Go through the entries below and collect each line with the string "Guests" in it.
--- start Data shown ---
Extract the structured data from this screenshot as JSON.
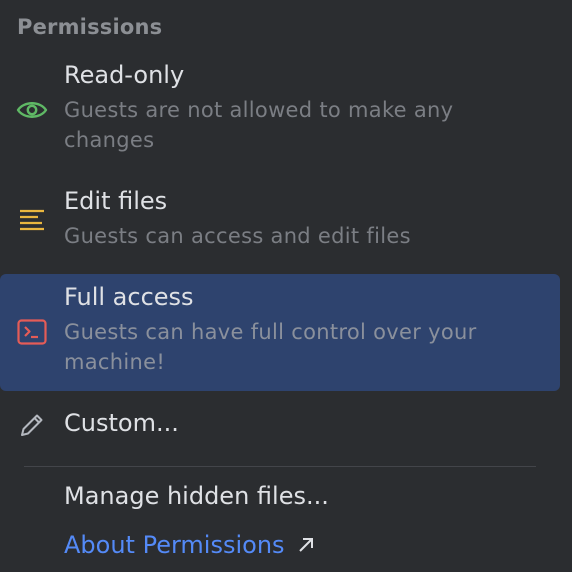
{
  "menu": {
    "header": "Permissions",
    "options": [
      {
        "title": "Read-only",
        "description": "Guests are not allowed to make any changes",
        "icon": "eye-icon",
        "color": "#5fb865"
      },
      {
        "title": "Edit files",
        "description": "Guests can access and edit files",
        "icon": "lines-icon",
        "color": "#e9b63f"
      },
      {
        "title": "Full access",
        "description": "Guests can have full control over your machine!",
        "icon": "terminal-icon",
        "color": "#e55c57",
        "selected": true
      },
      {
        "title": "Custom...",
        "icon": "pencil-icon"
      }
    ],
    "manage_label": "Manage hidden files...",
    "about_label": "About Permissions"
  }
}
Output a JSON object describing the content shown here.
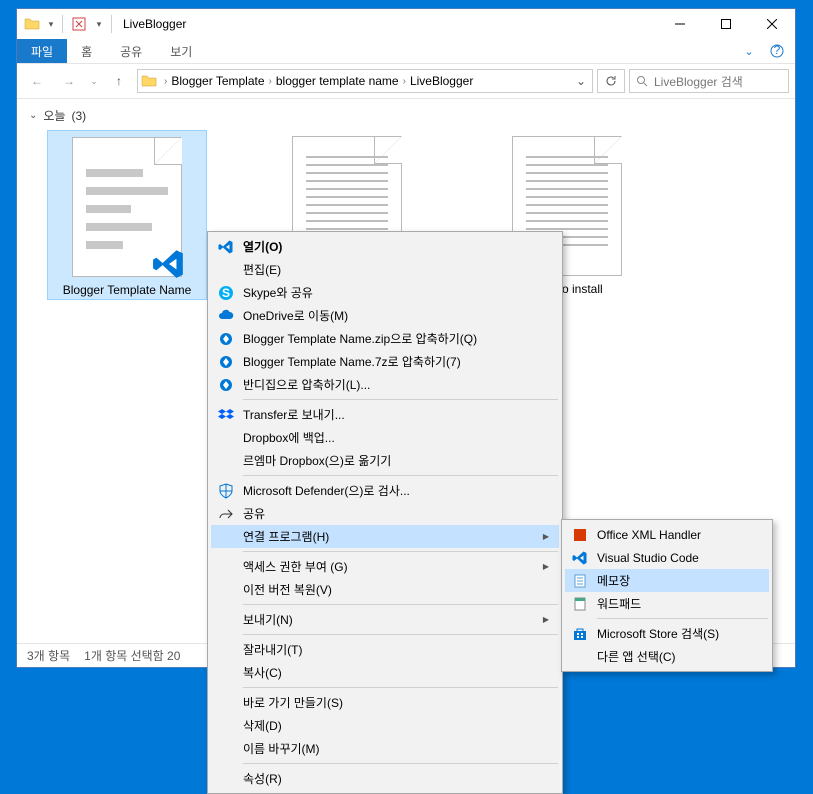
{
  "titlebar": {
    "title": "LiveBlogger"
  },
  "ribbon": {
    "file": "파일",
    "home": "홈",
    "share": "공유",
    "view": "보기"
  },
  "nav": {
    "crumbs": [
      "Blogger Template",
      "blogger template name",
      "LiveBlogger"
    ],
    "search_placeholder": "LiveBlogger 검색"
  },
  "group": {
    "label": "오늘",
    "count": "(3)"
  },
  "items": [
    {
      "label": "Blogger Template Name"
    },
    {
      "label": ""
    },
    {
      "label": "How to install"
    }
  ],
  "status": {
    "count": "3개 항목",
    "selection": "1개 항목 선택함 20"
  },
  "context_menu": [
    {
      "label": "열기(O)",
      "icon": "vscode",
      "bold": true
    },
    {
      "label": "편집(E)"
    },
    {
      "label": "Skype와 공유",
      "icon": "skype"
    },
    {
      "label": "OneDrive로 이동(M)",
      "icon": "cloud"
    },
    {
      "label": "Blogger Template Name.zip으로 압축하기(Q)",
      "icon": "bandi"
    },
    {
      "label": "Blogger Template Name.7z로 압축하기(7)",
      "icon": "bandi"
    },
    {
      "label": "반디집으로 압축하기(L)...",
      "icon": "bandi"
    },
    {
      "sep": true
    },
    {
      "label": "Transfer로 보내기...",
      "icon": "dropbox"
    },
    {
      "label": "Dropbox에 백업..."
    },
    {
      "label": "르엠마 Dropbox(으)로 옮기기"
    },
    {
      "sep": true
    },
    {
      "label": "Microsoft Defender(으)로 검사...",
      "icon": "defender"
    },
    {
      "label": "공유",
      "icon": "share"
    },
    {
      "label": "연결 프로그램(H)",
      "arrow": true,
      "hover": true
    },
    {
      "sep": true
    },
    {
      "label": "액세스 권한 부여 (G)",
      "arrow": true
    },
    {
      "label": "이전 버전 복원(V)"
    },
    {
      "sep": true
    },
    {
      "label": "보내기(N)",
      "arrow": true
    },
    {
      "sep": true
    },
    {
      "label": "잘라내기(T)"
    },
    {
      "label": "복사(C)"
    },
    {
      "sep": true
    },
    {
      "label": "바로 가기 만들기(S)"
    },
    {
      "label": "삭제(D)"
    },
    {
      "label": "이름 바꾸기(M)"
    },
    {
      "sep": true
    },
    {
      "label": "속성(R)"
    }
  ],
  "submenu": [
    {
      "label": "Office XML Handler",
      "icon": "office"
    },
    {
      "label": "Visual Studio Code",
      "icon": "vscode"
    },
    {
      "label": "메모장",
      "icon": "notepad",
      "hover": true
    },
    {
      "label": "워드패드",
      "icon": "wordpad"
    },
    {
      "sep": true
    },
    {
      "label": "Microsoft Store 검색(S)",
      "icon": "store"
    },
    {
      "label": "다른 앱 선택(C)"
    }
  ]
}
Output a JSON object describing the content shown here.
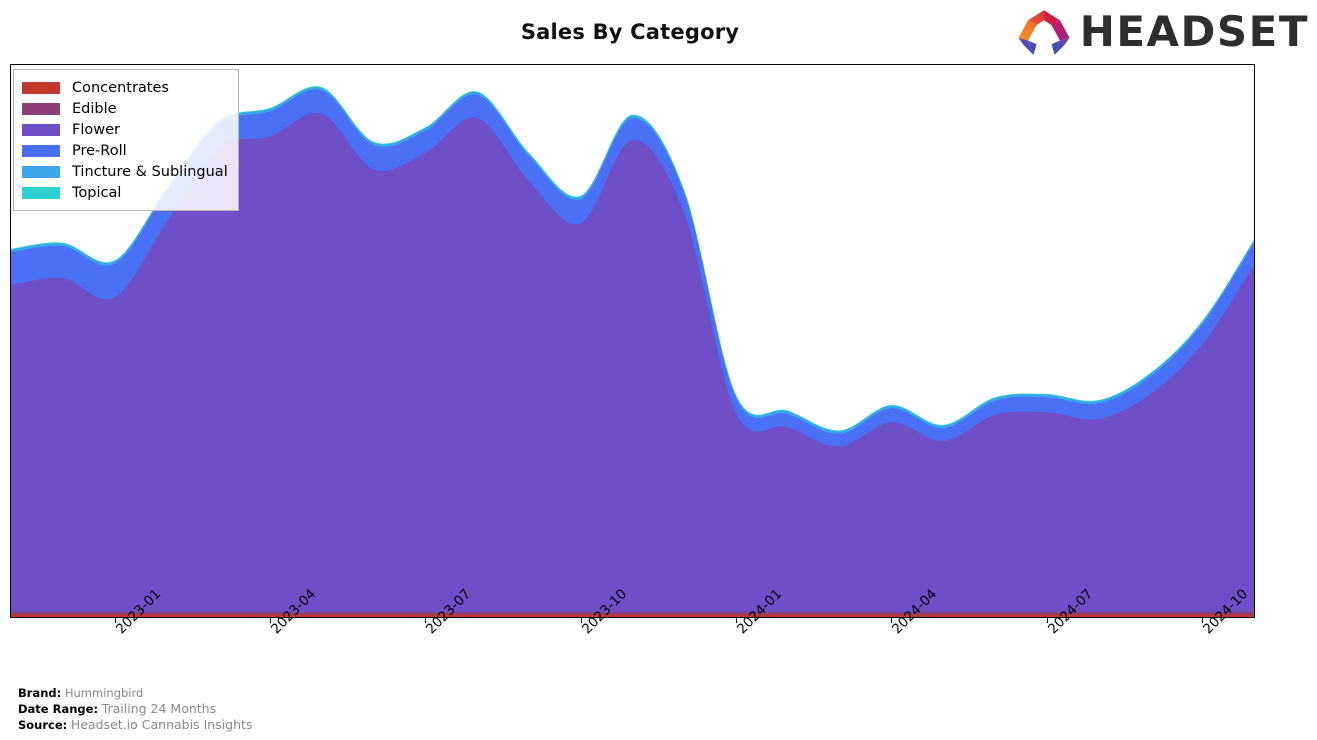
--- end Data shown ---
**Worked answer**
        "description": "Guests are not allowed to make any changes",
        "description": "Guests can access and edit files",
        "description": "Guests can have full control over your machine!",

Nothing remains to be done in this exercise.